• _Written problem_: Beginning with the line that holds "OCR this image." and ending with the last line below, repeat each line exactly, leaving any pictures out.

Extracted entries start

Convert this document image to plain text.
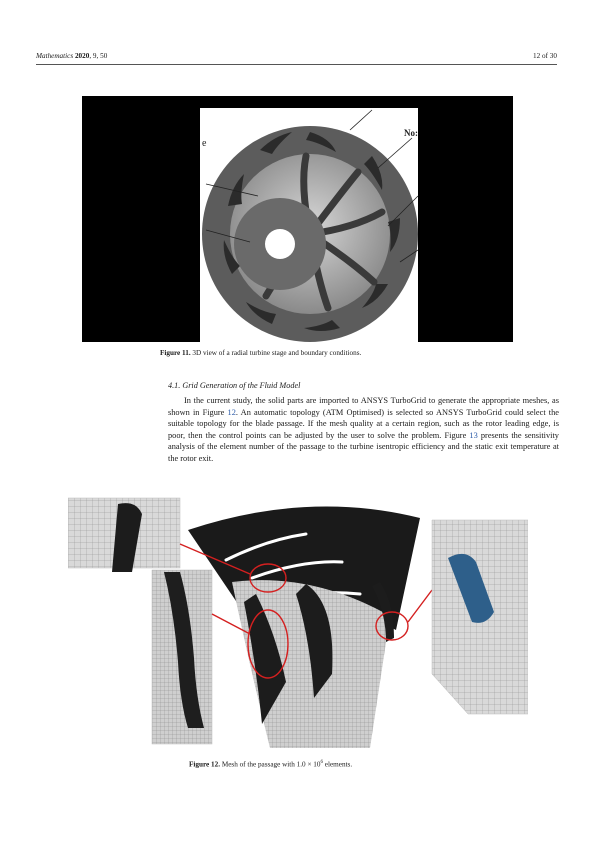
Mathematics 2020, 9, 50	12 of 30
e
No:
Figure 11. 3D view of a radial turbine stage and boundary conditions.
4.1. Grid Generation of the Fluid Model

In the current study, the solid parts are imported to ANSYS TurboGrid to generate the appropriate meshes, as shown in Figure 12. An automatic topology (ATM Optimised) is selected so ANSYS TurboGrid could select the suitable topology for the blade passage. If the mesh quality at a certain region, such as the rotor leading edge, is poor, then the control points can be adjusted by the user to solve the problem. Figure 13 presents the sensitivity analysis of the element number of the passage to the turbine isentropic efficiency and the static exit temperature at the rotor exit.

Figure 12. Mesh of the passage with $1.0 \times 10^6$ elements.
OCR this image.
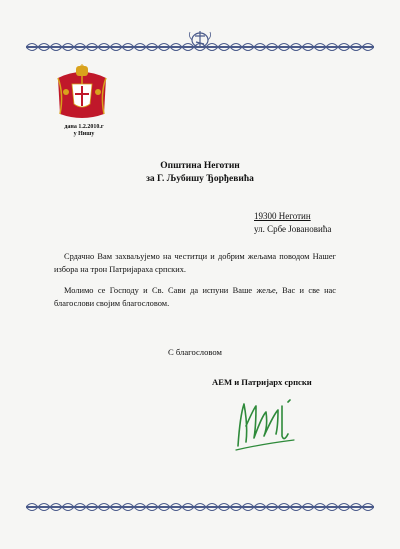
дана 1.2.2010.г
у Нишу
Општина Неготин
за Г. Љубишу Ђорђевића
19300 Неготин
ул. Србе Јовановића

Срдачно Вам захваљујемо на честитци и добрим жељама поводом Нашег избора на трон Патријараха српских.

Молимо се Господу и Св. Сави да испуни Ваше жеље, Вас и све нас благослови својим благословом.

С благословом
АЕМ и Патријарх српски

Extracted entries end

• _Result for this task_:
OCR this image.
дана 1.2.2010.г
у Нишу
Општина Неготин
за Г. Љубишу Ђорђевића
19300 Неготин
ул. Србе Јовановића

Срдачно Вам захваљујемо на честитци и добрим жељама поводом Нашег избора на трон Патријараха српских.

Молимо се Господу и Св. Сави да испуни Ваше жеље, Вас и све нас благослови својим благословом.

С благословом
АЕМ и Патријарх српски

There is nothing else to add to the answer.